* Work to complete
Write the material out again exactly.

* Material shown
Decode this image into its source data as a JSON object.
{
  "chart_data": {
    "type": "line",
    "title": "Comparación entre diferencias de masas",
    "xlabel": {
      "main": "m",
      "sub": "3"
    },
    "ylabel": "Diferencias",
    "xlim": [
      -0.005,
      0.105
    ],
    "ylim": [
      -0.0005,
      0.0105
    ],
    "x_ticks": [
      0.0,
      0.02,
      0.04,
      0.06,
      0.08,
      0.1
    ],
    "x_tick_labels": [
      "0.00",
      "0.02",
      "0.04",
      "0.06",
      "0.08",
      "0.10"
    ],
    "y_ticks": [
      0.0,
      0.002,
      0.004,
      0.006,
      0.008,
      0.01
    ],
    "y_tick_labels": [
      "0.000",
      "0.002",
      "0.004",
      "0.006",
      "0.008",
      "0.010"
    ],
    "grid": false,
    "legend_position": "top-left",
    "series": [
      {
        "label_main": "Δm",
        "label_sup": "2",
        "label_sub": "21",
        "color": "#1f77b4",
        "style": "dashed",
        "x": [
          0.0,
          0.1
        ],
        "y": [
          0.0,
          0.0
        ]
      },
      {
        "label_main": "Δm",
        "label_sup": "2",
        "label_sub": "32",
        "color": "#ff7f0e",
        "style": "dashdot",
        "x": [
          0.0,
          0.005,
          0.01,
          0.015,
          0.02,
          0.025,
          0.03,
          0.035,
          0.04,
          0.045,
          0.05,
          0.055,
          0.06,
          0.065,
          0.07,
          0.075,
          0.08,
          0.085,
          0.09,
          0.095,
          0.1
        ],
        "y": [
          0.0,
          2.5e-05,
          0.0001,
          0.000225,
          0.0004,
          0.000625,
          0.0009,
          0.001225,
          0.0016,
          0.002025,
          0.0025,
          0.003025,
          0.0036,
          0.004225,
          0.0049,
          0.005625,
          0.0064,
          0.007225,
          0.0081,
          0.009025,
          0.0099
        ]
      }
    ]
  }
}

* Exercise answer
Decode this image into its source data as a JSON object.
{
  "chart_data": {
    "type": "line",
    "title": "Comparación entre diferencias de masas",
    "xlabel": {
      "main": "m",
      "sub": "3"
    },
    "ylabel": "Diferencias",
    "xlim": [
      -0.005,
      0.105
    ],
    "ylim": [
      -0.0005,
      0.0105
    ],
    "x_ticks": [
      0.0,
      0.02,
      0.04,
      0.06,
      0.08,
      0.1
    ],
    "x_tick_labels": [
      "0.00",
      "0.02",
      "0.04",
      "0.06",
      "0.08",
      "0.10"
    ],
    "y_ticks": [
      0.0,
      0.002,
      0.004,
      0.006,
      0.008,
      0.01
    ],
    "y_tick_labels": [
      "0.000",
      "0.002",
      "0.004",
      "0.006",
      "0.008",
      "0.010"
    ],
    "grid": false,
    "legend_position": "top-left",
    "series": [
      {
        "label_main": "Δm",
        "label_sup": "2",
        "label_sub": "21",
        "color": "#1f77b4",
        "style": "dashed",
        "x": [
          0.0,
          0.1
        ],
        "y": [
          0.0,
          0.0
        ]
      },
      {
        "label_main": "Δm",
        "label_sup": "2",
        "label_sub": "32",
        "color": "#ff7f0e",
        "style": "dashdot",
        "x": [
          0.0,
          0.005,
          0.01,
          0.015,
          0.02,
          0.025,
          0.03,
          0.035,
          0.04,
          0.045,
          0.05,
          0.055,
          0.06,
          0.065,
          0.07,
          0.075,
          0.08,
          0.085,
          0.09,
          0.095,
          0.1
        ],
        "y": [
          0.0,
          2.5e-05,
          0.0001,
          0.000225,
          0.0004,
          0.000625,
          0.0009,
          0.001225,
          0.0016,
          0.002025,
          0.0025,
          0.003025,
          0.0036,
          0.004225,
          0.0049,
          0.005625,
          0.0064,
          0.007225,
          0.0081,
          0.009025,
          0.0099
        ]
      }
    ]
  }
}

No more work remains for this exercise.